*Task statement*.
Lines in the following data that contain the string "Reset" are to be counted. Report only their number.

*Data for analysis*.

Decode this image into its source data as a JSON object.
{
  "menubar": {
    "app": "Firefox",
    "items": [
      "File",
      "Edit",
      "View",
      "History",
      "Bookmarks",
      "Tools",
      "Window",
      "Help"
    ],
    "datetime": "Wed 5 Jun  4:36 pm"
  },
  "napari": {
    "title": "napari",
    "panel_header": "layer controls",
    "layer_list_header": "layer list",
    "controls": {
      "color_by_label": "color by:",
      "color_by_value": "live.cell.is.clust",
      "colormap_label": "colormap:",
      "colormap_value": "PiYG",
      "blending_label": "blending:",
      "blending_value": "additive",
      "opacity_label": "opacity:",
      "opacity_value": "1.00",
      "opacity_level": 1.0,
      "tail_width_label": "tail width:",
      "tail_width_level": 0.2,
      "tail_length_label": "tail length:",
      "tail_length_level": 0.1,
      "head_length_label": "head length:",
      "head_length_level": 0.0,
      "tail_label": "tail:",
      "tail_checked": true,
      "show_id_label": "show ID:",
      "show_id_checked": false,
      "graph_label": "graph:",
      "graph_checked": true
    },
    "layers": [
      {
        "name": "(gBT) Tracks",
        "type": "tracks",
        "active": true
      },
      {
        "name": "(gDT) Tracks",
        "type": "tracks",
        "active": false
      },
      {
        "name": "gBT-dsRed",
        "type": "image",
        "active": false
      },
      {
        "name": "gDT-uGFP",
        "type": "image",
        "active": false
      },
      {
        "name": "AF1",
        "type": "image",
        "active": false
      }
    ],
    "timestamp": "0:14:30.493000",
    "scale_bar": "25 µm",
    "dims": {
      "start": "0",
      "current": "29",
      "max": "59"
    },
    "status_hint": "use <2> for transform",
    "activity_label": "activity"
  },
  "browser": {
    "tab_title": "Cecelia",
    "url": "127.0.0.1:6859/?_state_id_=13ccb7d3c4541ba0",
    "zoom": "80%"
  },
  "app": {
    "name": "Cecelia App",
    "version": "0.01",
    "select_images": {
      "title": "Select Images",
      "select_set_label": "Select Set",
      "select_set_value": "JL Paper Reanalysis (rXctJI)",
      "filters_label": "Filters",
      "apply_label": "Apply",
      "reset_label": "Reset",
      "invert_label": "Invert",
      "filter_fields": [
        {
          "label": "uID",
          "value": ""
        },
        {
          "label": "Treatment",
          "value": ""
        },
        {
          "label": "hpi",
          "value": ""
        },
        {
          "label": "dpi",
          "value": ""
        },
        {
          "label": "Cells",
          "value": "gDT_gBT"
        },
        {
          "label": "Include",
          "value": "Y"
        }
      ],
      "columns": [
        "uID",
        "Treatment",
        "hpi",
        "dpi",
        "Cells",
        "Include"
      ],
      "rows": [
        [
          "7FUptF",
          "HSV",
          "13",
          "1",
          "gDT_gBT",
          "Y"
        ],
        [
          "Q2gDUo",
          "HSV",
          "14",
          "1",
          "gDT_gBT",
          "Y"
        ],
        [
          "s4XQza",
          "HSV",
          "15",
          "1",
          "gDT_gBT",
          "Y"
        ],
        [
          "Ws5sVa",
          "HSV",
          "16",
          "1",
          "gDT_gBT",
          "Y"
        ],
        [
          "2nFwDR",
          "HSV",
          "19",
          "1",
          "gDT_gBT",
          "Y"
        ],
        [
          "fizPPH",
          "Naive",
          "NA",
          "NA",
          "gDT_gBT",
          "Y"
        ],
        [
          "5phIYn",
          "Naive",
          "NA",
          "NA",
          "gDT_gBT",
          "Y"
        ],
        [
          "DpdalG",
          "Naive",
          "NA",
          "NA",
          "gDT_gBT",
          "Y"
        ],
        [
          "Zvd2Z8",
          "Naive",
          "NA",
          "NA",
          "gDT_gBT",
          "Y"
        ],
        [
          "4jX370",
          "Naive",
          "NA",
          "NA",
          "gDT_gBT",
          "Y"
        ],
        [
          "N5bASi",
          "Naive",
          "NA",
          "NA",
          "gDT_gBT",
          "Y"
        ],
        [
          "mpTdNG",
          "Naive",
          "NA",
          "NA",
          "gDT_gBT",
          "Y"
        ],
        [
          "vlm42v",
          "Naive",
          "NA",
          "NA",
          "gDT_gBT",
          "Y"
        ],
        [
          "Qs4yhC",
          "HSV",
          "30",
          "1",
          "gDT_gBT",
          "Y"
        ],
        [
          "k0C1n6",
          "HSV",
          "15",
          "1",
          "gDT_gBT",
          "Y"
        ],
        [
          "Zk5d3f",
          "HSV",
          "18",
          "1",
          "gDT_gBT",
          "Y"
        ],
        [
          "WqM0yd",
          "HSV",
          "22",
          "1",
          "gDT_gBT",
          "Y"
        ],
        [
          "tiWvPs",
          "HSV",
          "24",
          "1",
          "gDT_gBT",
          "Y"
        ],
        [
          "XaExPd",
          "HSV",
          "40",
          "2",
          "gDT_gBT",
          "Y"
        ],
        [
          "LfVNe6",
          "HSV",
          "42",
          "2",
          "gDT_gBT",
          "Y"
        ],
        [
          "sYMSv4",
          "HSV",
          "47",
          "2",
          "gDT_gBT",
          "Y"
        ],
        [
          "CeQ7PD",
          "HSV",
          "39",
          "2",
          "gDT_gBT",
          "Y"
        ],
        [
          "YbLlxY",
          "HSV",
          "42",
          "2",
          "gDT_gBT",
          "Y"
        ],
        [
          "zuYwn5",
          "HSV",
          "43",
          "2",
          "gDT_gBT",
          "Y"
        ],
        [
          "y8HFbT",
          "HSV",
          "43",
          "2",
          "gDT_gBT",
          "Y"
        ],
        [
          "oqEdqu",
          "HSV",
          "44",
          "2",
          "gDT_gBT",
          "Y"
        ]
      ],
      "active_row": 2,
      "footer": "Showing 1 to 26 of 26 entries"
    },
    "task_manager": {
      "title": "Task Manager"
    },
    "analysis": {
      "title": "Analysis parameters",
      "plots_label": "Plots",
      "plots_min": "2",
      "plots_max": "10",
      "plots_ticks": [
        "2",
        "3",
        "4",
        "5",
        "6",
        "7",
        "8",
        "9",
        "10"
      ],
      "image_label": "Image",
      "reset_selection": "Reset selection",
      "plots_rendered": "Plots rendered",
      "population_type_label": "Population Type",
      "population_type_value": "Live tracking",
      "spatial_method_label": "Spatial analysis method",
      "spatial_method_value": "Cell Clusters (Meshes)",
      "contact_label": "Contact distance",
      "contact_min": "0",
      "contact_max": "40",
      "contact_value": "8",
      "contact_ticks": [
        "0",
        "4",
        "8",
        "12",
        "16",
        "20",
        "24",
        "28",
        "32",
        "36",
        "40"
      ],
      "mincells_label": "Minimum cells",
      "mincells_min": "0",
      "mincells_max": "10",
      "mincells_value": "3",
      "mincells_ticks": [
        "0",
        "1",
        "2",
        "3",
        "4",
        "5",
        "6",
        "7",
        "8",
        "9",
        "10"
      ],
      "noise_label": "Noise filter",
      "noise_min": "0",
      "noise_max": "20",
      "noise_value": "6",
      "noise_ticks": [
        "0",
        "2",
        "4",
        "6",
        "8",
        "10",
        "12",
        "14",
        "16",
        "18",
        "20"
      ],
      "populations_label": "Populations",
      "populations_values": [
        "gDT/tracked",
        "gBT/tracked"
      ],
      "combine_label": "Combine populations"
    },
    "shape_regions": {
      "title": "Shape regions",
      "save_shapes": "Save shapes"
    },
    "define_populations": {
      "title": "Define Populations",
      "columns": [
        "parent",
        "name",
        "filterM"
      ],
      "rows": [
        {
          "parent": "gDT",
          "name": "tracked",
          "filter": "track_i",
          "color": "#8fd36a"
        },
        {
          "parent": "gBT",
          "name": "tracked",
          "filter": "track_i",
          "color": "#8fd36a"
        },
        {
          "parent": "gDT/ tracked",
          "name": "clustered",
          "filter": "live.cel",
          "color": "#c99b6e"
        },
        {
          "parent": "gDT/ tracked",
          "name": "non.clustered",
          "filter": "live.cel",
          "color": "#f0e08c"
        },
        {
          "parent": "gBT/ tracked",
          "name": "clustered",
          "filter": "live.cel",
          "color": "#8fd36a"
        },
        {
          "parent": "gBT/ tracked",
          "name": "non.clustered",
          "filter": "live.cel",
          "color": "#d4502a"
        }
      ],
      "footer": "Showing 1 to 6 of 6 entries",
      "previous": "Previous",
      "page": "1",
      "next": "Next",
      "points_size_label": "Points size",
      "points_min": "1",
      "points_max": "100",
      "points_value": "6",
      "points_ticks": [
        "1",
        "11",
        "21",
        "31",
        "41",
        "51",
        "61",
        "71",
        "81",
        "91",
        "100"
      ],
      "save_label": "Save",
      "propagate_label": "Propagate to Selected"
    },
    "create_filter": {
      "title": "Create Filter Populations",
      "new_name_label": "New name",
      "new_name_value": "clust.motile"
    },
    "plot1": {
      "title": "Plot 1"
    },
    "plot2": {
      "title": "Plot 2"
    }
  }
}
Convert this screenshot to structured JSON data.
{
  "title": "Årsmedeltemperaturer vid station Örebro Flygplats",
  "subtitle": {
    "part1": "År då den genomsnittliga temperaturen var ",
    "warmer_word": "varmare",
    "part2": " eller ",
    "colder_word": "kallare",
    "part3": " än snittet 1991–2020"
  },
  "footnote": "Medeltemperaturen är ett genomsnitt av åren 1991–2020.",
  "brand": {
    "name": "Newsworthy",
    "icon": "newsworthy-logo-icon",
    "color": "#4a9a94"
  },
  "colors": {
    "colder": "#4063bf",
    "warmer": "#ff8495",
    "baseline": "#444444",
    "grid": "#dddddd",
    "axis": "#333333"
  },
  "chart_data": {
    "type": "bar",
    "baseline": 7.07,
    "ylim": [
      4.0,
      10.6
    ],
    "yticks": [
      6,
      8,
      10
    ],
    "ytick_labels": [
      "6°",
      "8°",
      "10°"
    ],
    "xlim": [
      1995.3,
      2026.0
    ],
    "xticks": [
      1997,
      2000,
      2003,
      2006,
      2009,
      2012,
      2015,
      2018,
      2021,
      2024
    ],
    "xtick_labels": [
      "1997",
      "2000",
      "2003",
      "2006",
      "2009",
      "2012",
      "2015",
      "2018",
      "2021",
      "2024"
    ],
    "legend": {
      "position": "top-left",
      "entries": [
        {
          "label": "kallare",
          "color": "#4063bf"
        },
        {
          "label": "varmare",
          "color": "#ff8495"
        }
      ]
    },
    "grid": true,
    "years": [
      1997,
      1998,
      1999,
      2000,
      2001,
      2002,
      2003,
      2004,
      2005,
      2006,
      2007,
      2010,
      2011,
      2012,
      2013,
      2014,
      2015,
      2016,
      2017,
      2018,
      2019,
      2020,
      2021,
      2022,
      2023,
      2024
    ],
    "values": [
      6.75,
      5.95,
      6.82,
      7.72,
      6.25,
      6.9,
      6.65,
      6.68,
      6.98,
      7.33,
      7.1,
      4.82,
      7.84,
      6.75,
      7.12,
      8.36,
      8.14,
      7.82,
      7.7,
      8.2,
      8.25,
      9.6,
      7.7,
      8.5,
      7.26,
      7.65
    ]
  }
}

*Answer section*.
2